Document section —

+++

Sunday, June 28, 2015

FROM THE DREAM . . .




of sixty-five years ago, when I painted my dollhouse kitchen pink with my Mother’s nail polish in the dead of night. . .






To the NOW, this week, about ten minutes after four plumbers and a supervisor walked out my door, leaving me with my real Dream Kitchen.

Moire non, when I can organize pictures, find the words, and remember my name.

Thank you for your patience.

Monday, June 22, 2015

SOME DAYS . . .




You need all the CUTE you can get.

Baby Seal in a Tutu---she’s less than an inch, and the tutu would wrap around my finger.






And a Boom Compenion by your side, come what may.

Monday, June 15, 2015

I'D LIKE TO BE A NAMER




I’d like to be a Namer. If talents and charms were given out, you’d choose you one that’s important and would be rewarding to you (but maybe one that hasn’t been thought of yet, or is an esoteric gift, like the lady in Paxton who undoes knots in anything---string and shoelaces and yarn and necklace chains and those beautiful beaded hangings on Great-Aunt Ursula’s tiny bedroom chandelier which you loved and coveted, but which has been in a box in your attic since she passed it on). 

And I just thought a minute ago, “I’d like to be a NAMER!”  Sis and I put names to every face and body we can find in the old boxes and albums of photos, and wish we had asked the olders of the family who was who, standing next to Aunt Lo, or in the goat cart in the feathered hat.  And who IS that handsome man standing beside our parents at some body of water, as if their Sunday clothes were perfect wear for the beach, and they’re twenty and fresh-married and isn’t it a glorious day?  



Or my darling, beloved Aunt Cilla in a rakish teenage pose in the thirties, her ensemble and hair as straight out of a movie as the seams in her hose.

+++

Element box records —
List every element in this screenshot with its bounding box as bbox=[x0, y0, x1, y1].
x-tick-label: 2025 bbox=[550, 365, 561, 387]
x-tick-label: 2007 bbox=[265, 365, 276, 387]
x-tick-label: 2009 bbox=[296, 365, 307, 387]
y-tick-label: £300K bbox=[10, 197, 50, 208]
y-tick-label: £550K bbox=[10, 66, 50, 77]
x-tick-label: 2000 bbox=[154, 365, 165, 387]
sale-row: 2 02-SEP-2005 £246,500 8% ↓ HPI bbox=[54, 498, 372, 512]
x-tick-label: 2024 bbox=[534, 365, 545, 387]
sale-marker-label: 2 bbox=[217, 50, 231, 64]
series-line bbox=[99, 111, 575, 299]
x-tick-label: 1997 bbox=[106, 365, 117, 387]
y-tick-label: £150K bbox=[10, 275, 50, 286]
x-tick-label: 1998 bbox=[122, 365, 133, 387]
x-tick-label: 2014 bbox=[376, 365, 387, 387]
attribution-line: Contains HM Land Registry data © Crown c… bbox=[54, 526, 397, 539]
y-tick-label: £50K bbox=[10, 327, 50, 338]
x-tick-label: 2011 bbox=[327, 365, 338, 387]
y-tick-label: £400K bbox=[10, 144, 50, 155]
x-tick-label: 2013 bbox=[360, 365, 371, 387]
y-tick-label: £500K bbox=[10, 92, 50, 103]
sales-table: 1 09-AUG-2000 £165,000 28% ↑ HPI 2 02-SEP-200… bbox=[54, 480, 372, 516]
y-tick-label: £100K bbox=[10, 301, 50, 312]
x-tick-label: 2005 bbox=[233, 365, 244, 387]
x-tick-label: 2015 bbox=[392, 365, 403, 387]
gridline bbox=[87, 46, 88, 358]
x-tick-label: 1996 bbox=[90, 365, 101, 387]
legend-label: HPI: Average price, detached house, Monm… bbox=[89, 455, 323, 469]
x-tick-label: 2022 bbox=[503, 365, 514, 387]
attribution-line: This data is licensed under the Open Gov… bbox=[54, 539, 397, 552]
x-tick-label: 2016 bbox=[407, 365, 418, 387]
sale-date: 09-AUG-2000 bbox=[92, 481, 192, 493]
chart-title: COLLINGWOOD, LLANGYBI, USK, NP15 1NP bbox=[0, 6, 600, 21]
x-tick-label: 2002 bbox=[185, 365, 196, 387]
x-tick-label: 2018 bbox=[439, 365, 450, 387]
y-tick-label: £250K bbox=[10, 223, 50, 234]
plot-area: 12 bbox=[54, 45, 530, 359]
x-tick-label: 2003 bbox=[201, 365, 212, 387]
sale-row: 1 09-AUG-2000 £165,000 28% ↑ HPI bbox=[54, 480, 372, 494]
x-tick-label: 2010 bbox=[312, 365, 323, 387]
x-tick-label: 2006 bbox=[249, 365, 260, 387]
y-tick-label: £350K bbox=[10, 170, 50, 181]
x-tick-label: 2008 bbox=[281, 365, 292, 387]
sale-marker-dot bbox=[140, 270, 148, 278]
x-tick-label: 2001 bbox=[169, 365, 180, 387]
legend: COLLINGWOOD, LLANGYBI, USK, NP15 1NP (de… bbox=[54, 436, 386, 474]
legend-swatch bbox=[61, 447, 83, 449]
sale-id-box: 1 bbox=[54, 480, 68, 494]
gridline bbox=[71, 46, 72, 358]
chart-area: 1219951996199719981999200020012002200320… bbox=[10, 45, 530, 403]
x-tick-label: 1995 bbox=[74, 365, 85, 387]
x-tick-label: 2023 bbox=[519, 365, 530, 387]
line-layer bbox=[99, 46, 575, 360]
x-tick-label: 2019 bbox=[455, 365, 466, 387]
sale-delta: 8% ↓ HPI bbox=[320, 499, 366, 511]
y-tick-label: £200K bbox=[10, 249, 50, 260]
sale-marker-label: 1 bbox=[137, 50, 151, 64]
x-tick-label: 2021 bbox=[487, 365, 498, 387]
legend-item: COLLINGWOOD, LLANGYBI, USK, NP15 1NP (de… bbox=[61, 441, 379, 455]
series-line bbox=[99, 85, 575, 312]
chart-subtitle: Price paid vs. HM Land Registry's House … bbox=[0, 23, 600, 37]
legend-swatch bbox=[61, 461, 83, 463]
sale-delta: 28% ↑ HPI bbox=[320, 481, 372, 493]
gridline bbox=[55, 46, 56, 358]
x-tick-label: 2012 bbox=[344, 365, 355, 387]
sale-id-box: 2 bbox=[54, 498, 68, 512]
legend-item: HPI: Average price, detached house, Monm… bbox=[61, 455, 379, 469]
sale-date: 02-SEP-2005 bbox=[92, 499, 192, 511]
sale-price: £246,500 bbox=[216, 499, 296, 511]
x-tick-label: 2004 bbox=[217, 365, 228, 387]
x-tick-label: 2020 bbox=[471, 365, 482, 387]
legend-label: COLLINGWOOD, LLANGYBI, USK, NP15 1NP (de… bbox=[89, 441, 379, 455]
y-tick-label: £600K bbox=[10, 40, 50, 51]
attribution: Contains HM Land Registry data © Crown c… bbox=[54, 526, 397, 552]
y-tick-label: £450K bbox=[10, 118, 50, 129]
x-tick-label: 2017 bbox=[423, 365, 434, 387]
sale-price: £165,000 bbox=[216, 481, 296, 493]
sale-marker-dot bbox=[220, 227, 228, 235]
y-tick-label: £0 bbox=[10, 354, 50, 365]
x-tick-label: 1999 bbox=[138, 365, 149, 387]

+++

To do —
A) In the blog posts, what does the lady in Paxton undo knots in? List each thing named.
B) Do these statements agree with the blog posts? Answer yes or no for each, and quote the words that decide it.
(i) The dollhouse kitchen was painted pink with the Mother's nail polish.
(ii) Three plumbers and a supervisor left shortly before the Dream Kitchen was finished.
(iii) The Baby Seal in a Tutu is less than an inch.
Answer using only the blog posts.

The solutions —
A)
- string
- shoelaces
- yarn
- necklace chains
- the beaded hangings on Great-Aunt Ursula’s tiny bedroom chandelier

B)
(i) Yes: "when I painted my dollhouse kitchen pink with my Mother’s nail polish"
(ii) No: "four plumbers and a supervisor walked out my door"
(iii) Yes: "she’s less than an inch"